* **OBJECTIVE**: Output the data that follows exactly, line for line.

— start INPUT ROWS —

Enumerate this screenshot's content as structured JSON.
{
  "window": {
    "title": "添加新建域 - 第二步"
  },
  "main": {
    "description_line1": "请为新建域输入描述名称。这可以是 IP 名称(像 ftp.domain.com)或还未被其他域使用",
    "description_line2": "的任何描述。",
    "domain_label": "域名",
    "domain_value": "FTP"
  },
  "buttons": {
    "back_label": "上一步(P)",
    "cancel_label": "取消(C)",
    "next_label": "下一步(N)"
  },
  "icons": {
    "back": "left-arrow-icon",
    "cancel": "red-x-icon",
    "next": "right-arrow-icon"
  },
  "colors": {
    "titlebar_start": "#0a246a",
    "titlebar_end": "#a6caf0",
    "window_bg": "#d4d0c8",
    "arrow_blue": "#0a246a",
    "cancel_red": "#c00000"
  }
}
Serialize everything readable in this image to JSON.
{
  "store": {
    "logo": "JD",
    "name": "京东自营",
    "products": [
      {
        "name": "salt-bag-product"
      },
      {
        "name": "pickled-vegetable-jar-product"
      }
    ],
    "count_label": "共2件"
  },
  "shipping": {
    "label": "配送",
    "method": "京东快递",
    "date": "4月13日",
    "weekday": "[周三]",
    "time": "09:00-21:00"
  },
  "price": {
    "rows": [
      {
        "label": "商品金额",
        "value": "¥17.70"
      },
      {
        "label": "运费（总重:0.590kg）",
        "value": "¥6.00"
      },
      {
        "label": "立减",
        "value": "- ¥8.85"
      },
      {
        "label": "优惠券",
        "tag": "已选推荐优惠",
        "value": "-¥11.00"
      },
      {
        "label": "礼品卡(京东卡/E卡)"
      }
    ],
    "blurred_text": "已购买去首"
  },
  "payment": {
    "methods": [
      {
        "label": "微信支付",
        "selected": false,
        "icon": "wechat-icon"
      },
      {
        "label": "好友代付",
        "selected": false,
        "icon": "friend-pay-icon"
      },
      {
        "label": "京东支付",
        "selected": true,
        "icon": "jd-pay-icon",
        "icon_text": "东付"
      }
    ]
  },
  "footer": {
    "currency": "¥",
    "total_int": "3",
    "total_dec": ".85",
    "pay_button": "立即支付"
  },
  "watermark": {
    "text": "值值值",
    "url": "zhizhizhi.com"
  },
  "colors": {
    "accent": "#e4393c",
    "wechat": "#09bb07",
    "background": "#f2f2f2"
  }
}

— end INPUT ROWS —

* **THE ANSWER**:
Enumerate this screenshot's content as structured JSON.
{
  "window": {
    "title": "添加新建域 - 第二步"
  },
  "main": {
    "description_line1": "请为新建域输入描述名称。这可以是 IP 名称(像 ftp.domain.com)或还未被其他域使用",
    "description_line2": "的任何描述。",
    "domain_label": "域名",
    "domain_value": "FTP"
  },
  "buttons": {
    "back_label": "上一步(P)",
    "cancel_label": "取消(C)",
    "next_label": "下一步(N)"
  },
  "icons": {
    "back": "left-arrow-icon",
    "cancel": "red-x-icon",
    "next": "right-arrow-icon"
  },
  "colors": {
    "titlebar_start": "#0a246a",
    "titlebar_end": "#a6caf0",
    "window_bg": "#d4d0c8",
    "arrow_blue": "#0a246a",
    "cancel_red": "#c00000"
  }
}
Serialize everything readable in this image to JSON.
{
  "store": {
    "logo": "JD",
    "name": "京东自营",
    "products": [
      {
        "name": "salt-bag-product"
      },
      {
        "name": "pickled-vegetable-jar-product"
      }
    ],
    "count_label": "共2件"
  },
  "shipping": {
    "label": "配送",
    "method": "京东快递",
    "date": "4月13日",
    "weekday": "[周三]",
    "time": "09:00-21:00"
  },
  "price": {
    "rows": [
      {
        "label": "商品金额",
        "value": "¥17.70"
      },
      {
        "label": "运费（总重:0.590kg）",
        "value": "¥6.00"
      },
      {
        "label": "立减",
        "value": "- ¥8.85"
      },
      {
        "label": "优惠券",
        "tag": "已选推荐优惠",
        "value": "-¥11.00"
      },
      {
        "label": "礼品卡(京东卡/E卡)"
      }
    ],
    "blurred_text": "已购买去首"
  },
  "payment": {
    "methods": [
      {
        "label": "微信支付",
        "selected": false,
        "icon": "wechat-icon"
      },
      {
        "label": "好友代付",
        "selected": false,
        "icon": "friend-pay-icon"
      },
      {
        "label": "京东支付",
        "selected": true,
        "icon": "jd-pay-icon",
        "icon_text": "东付"
      }
    ]
  },
  "footer": {
    "currency": "¥",
    "total_int": "3",
    "total_dec": ".85",
    "pay_button": "立即支付"
  },
  "watermark": {
    "text": "值值值",
    "url": "zhizhizhi.com"
  },
  "colors": {
    "accent": "#e4393c",
    "wechat": "#09bb07",
    "background": "#f2f2f2"
  }
}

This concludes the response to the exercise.